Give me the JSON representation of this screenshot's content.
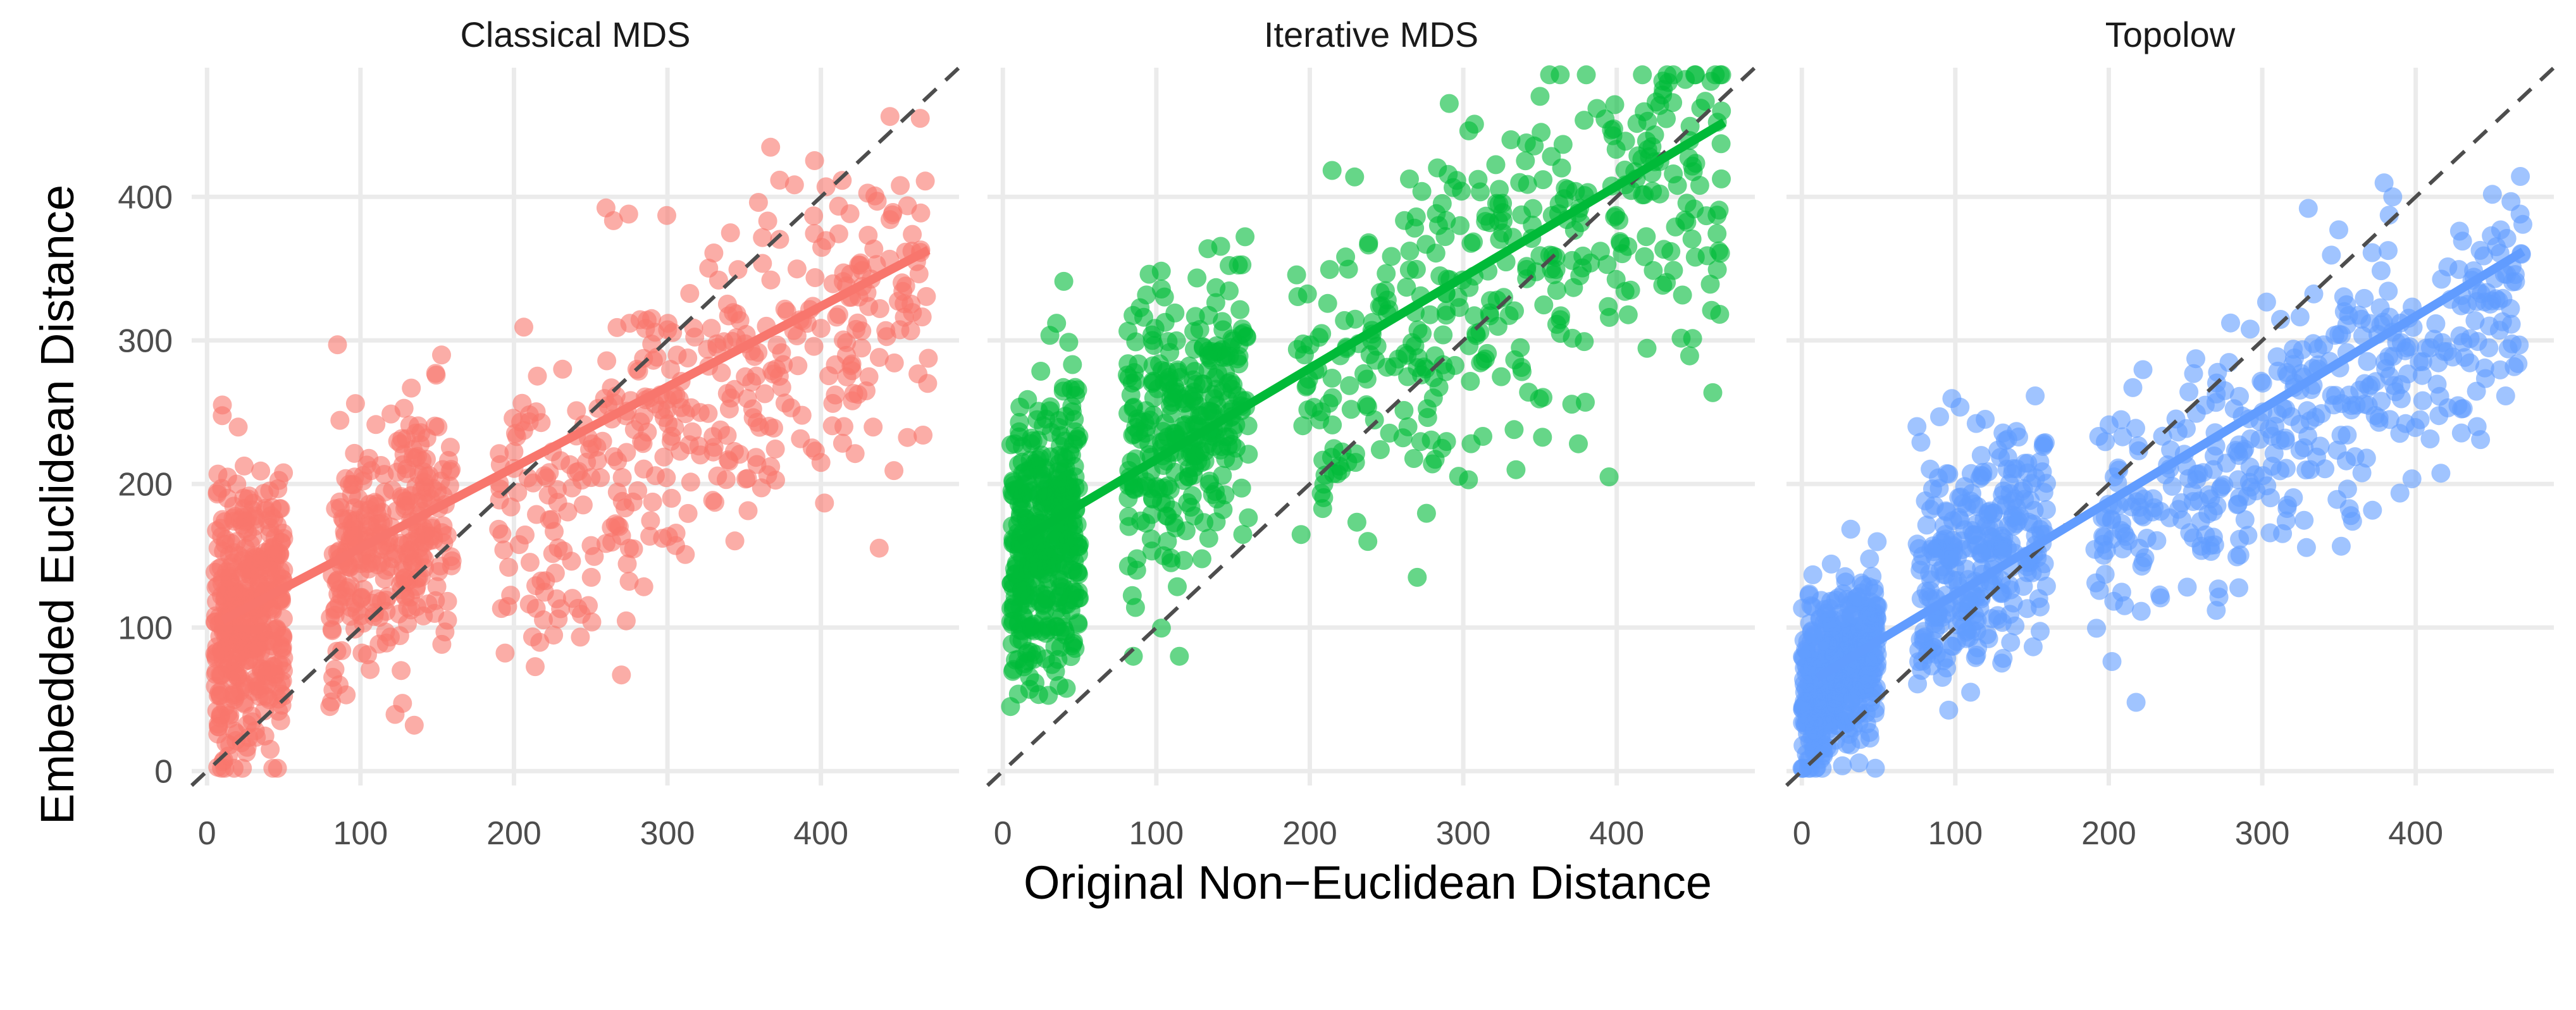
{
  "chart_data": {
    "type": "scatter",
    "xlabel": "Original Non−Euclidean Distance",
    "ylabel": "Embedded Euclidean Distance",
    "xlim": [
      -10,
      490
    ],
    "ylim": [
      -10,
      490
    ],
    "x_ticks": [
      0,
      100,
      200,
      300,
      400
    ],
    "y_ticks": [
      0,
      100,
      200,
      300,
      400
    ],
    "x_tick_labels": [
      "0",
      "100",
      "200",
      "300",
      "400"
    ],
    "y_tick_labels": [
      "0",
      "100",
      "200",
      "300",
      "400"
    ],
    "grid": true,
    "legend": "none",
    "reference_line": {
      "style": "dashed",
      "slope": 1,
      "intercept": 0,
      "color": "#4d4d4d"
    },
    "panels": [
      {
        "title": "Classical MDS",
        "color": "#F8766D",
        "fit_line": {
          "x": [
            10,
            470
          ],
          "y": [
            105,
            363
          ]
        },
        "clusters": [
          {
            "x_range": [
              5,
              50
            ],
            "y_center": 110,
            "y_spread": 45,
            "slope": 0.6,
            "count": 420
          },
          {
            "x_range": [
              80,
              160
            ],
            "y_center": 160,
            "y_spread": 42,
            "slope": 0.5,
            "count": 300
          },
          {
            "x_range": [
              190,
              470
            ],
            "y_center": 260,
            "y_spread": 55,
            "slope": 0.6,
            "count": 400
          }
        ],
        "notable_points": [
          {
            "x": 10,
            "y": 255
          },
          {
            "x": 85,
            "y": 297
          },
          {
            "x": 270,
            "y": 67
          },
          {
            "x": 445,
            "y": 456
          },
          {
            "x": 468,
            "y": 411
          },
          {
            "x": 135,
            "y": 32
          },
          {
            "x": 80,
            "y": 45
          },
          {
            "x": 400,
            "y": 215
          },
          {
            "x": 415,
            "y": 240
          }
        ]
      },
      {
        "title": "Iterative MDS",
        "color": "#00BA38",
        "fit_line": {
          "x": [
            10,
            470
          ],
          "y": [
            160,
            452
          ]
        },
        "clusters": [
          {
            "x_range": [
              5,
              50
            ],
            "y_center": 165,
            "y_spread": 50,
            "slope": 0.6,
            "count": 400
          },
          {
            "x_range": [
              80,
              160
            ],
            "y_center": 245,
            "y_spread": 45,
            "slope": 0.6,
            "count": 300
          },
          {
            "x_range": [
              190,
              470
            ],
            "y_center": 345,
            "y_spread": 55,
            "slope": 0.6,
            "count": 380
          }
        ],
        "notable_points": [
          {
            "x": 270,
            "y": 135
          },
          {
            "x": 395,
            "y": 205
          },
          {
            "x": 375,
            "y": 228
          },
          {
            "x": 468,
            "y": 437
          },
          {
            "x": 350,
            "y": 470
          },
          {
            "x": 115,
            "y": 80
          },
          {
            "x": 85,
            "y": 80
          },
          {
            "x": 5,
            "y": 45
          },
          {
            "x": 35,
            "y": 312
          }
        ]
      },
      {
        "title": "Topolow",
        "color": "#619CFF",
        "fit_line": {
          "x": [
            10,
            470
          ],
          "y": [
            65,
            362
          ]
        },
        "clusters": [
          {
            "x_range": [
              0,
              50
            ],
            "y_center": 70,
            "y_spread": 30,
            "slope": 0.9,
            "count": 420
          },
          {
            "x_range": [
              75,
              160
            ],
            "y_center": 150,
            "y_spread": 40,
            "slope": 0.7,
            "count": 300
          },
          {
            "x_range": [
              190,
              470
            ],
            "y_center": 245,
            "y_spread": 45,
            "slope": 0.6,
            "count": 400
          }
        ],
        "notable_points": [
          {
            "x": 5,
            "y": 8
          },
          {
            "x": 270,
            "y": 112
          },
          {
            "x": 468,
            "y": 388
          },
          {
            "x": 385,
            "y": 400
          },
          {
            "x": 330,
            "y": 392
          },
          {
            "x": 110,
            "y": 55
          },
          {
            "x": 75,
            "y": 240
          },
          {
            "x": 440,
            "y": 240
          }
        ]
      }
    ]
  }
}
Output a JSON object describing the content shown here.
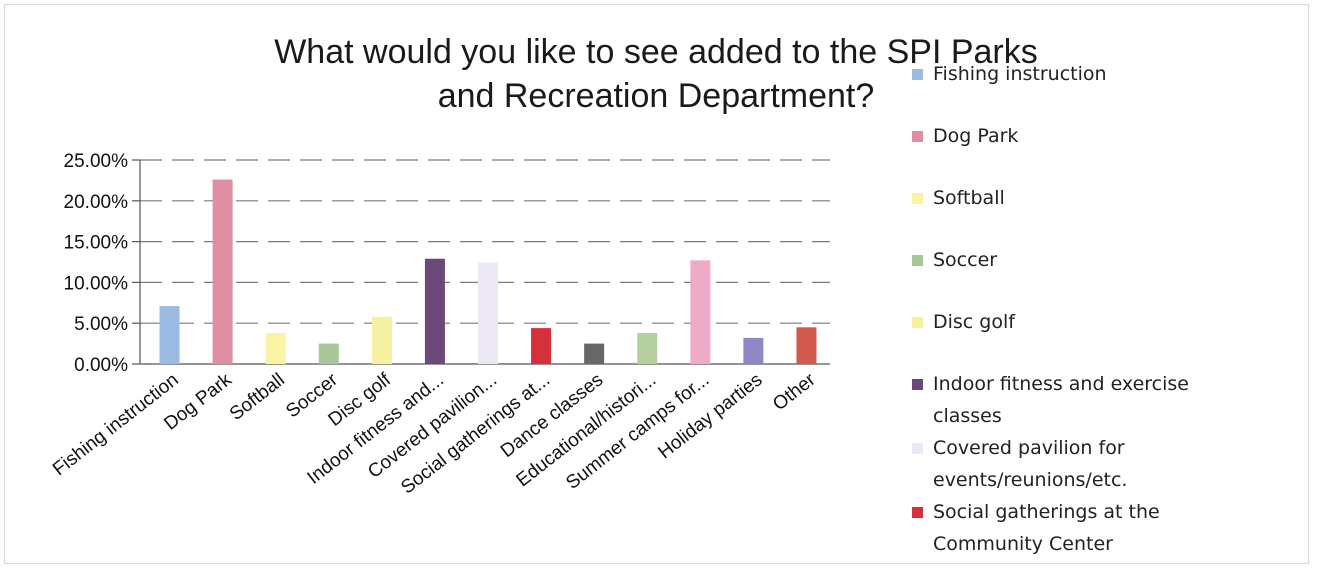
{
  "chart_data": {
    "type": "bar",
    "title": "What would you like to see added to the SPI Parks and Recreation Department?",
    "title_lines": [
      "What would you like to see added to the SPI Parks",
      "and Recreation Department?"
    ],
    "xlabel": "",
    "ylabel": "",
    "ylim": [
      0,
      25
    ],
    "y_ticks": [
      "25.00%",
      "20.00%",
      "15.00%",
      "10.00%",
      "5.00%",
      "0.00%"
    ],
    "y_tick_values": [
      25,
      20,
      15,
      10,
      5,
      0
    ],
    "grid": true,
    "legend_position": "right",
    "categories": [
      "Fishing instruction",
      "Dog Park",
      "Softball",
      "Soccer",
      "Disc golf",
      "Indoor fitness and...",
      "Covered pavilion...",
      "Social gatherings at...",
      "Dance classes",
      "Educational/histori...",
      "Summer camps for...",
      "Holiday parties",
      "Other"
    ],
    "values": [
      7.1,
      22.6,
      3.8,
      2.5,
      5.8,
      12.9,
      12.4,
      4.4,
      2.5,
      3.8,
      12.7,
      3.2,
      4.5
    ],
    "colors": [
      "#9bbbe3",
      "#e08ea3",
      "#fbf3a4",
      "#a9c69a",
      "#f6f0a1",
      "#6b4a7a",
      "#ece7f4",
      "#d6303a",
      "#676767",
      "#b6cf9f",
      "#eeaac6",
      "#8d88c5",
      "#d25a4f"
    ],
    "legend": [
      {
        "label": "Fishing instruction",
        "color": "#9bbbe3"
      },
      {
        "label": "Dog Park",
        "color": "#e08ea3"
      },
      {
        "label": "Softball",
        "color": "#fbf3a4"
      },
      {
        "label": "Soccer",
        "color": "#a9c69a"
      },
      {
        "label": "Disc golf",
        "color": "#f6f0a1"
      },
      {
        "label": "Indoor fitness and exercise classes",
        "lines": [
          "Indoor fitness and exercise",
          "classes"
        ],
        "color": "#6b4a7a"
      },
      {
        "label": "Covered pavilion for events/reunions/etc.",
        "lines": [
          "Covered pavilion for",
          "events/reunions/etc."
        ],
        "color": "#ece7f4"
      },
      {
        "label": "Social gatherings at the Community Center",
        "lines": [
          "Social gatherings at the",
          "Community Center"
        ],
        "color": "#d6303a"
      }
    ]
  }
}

TASK GOAL:
Reproduce every record above exactly, but leave out the pictures.

SOLUTION BELOW:
Give me the JSON representation of this screenshot's content.
{
  "chart_data": {
    "type": "scatter",
    "xlabel": "Original Non−Euclidean Distance",
    "ylabel": "Embedded Euclidean Distance",
    "xlim": [
      -10,
      490
    ],
    "ylim": [
      -10,
      490
    ],
    "x_ticks": [
      0,
      100,
      200,
      300,
      400
    ],
    "y_ticks": [
      0,
      100,
      200,
      300,
      400
    ],
    "x_tick_labels": [
      "0",
      "100",
      "200",
      "300",
      "400"
    ],
    "y_tick_labels": [
      "0",
      "100",
      "200",
      "300",
      "400"
    ],
    "grid": true,
    "legend": "none",
    "reference_line": {
      "style": "dashed",
      "slope": 1,
      "intercept": 0,
      "color": "#4d4d4d"
    },
    "panels": [
      {
        "title": "Classical MDS",
        "color": "#F8766D",
        "fit_line": {
          "x": [
            10,
            470
          ],
          "y": [
            105,
            363
          ]
        },
        "clusters": [
          {
            "x_range": [
              5,
              50
            ],
            "y_center": 110,
            "y_spread": 45,
            "slope": 0.6,
            "count": 420
          },
          {
            "x_range": [
              80,
              160
            ],
            "y_center": 160,
            "y_spread": 42,
            "slope": 0.5,
            "count": 300
          },
          {
            "x_range": [
              190,
              470
            ],
            "y_center": 260,
            "y_spread": 55,
            "slope": 0.6,
            "count": 400
          }
        ],
        "notable_points": [
          {
            "x": 10,
            "y": 255
          },
          {
            "x": 85,
            "y": 297
          },
          {
            "x": 270,
            "y": 67
          },
          {
            "x": 445,
            "y": 456
          },
          {
            "x": 468,
            "y": 411
          },
          {
            "x": 135,
            "y": 32
          },
          {
            "x": 80,
            "y": 45
          },
          {
            "x": 400,
            "y": 215
          },
          {
            "x": 415,
            "y": 240
          }
        ]
      },
      {
        "title": "Iterative MDS",
        "color": "#00BA38",
        "fit_line": {
          "x": [
            10,
            470
          ],
          "y": [
            160,
            452
          ]
        },
        "clusters": [
          {
            "x_range": [
              5,
              50
            ],
            "y_center": 165,
            "y_spread": 50,
            "slope": 0.6,
            "count": 400
          },
          {
            "x_range": [
              80,
              160
            ],
            "y_center": 245,
            "y_spread": 45,
            "slope": 0.6,
            "count": 300
          },
          {
            "x_range": [
              190,
              470
            ],
            "y_center": 345,
            "y_spread": 55,
            "slope": 0.6,
            "count": 380
          }
        ],
        "notable_points": [
          {
            "x": 270,
            "y": 135
          },
          {
            "x": 395,
            "y": 205
          },
          {
            "x": 375,
            "y": 228
          },
          {
            "x": 468,
            "y": 437
          },
          {
            "x": 350,
            "y": 470
          },
          {
            "x": 115,
            "y": 80
          },
          {
            "x": 85,
            "y": 80
          },
          {
            "x": 5,
            "y": 45
          },
          {
            "x": 35,
            "y": 312
          }
        ]
      },
      {
        "title": "Topolow",
        "color": "#619CFF",
        "fit_line": {
          "x": [
            10,
            470
          ],
          "y": [
            65,
            362
          ]
        },
        "clusters": [
          {
            "x_range": [
              0,
              50
            ],
            "y_center": 70,
            "y_spread": 30,
            "slope": 0.9,
            "count": 420
          },
          {
            "x_range": [
              75,
              160
            ],
            "y_center": 150,
            "y_spread": 40,
            "slope": 0.7,
            "count": 300
          },
          {
            "x_range": [
              190,
              470
            ],
            "y_center": 245,
            "y_spread": 45,
            "slope": 0.6,
            "count": 400
          }
        ],
        "notable_points": [
          {
            "x": 5,
            "y": 8
          },
          {
            "x": 270,
            "y": 112
          },
          {
            "x": 468,
            "y": 388
          },
          {
            "x": 385,
            "y": 400
          },
          {
            "x": 330,
            "y": 392
          },
          {
            "x": 110,
            "y": 55
          },
          {
            "x": 75,
            "y": 240
          },
          {
            "x": 440,
            "y": 240
          }
        ]
      }
    ]
  }
}
Output a JSON object describing the content shown here.
{
  "chart_data": {
    "type": "bar",
    "title": "What would you like to see added to the SPI Parks and Recreation Department?",
    "title_lines": [
      "What would you like to see added to the SPI Parks",
      "and Recreation Department?"
    ],
    "xlabel": "",
    "ylabel": "",
    "ylim": [
      0,
      25
    ],
    "y_ticks": [
      "25.00%",
      "20.00%",
      "15.00%",
      "10.00%",
      "5.00%",
      "0.00%"
    ],
    "y_tick_values": [
      25,
      20,
      15,
      10,
      5,
      0
    ],
    "grid": true,
    "legend_position": "right",
    "categories": [
      "Fishing instruction",
      "Dog Park",
      "Softball",
      "Soccer",
      "Disc golf",
      "Indoor fitness and...",
      "Covered pavilion...",
      "Social gatherings at...",
      "Dance classes",
      "Educational/histori...",
      "Summer camps for...",
      "Holiday parties",
      "Other"
    ],
    "values": [
      7.1,
      22.6,
      3.8,
      2.5,
      5.8,
      12.9,
      12.4,
      4.4,
      2.5,
      3.8,
      12.7,
      3.2,
      4.5
    ],
    "colors": [
      "#9bbbe3",
      "#e08ea3",
      "#fbf3a4",
      "#a9c69a",
      "#f6f0a1",
      "#6b4a7a",
      "#ece7f4",
      "#d6303a",
      "#676767",
      "#b6cf9f",
      "#eeaac6",
      "#8d88c5",
      "#d25a4f"
    ],
    "legend": [
      {
        "label": "Fishing instruction",
        "color": "#9bbbe3"
      },
      {
        "label": "Dog Park",
        "color": "#e08ea3"
      },
      {
        "label": "Softball",
        "color": "#fbf3a4"
      },
      {
        "label": "Soccer",
        "color": "#a9c69a"
      },
      {
        "label": "Disc golf",
        "color": "#f6f0a1"
      },
      {
        "label": "Indoor fitness and exercise classes",
        "lines": [
          "Indoor fitness and exercise",
          "classes"
        ],
        "color": "#6b4a7a"
      },
      {
        "label": "Covered pavilion for events/reunions/etc.",
        "lines": [
          "Covered pavilion for",
          "events/reunions/etc."
        ],
        "color": "#ece7f4"
      },
      {
        "label": "Social gatherings at the Community Center",
        "lines": [
          "Social gatherings at the",
          "Community Center"
        ],
        "color": "#d6303a"
      }
    ]
  }
}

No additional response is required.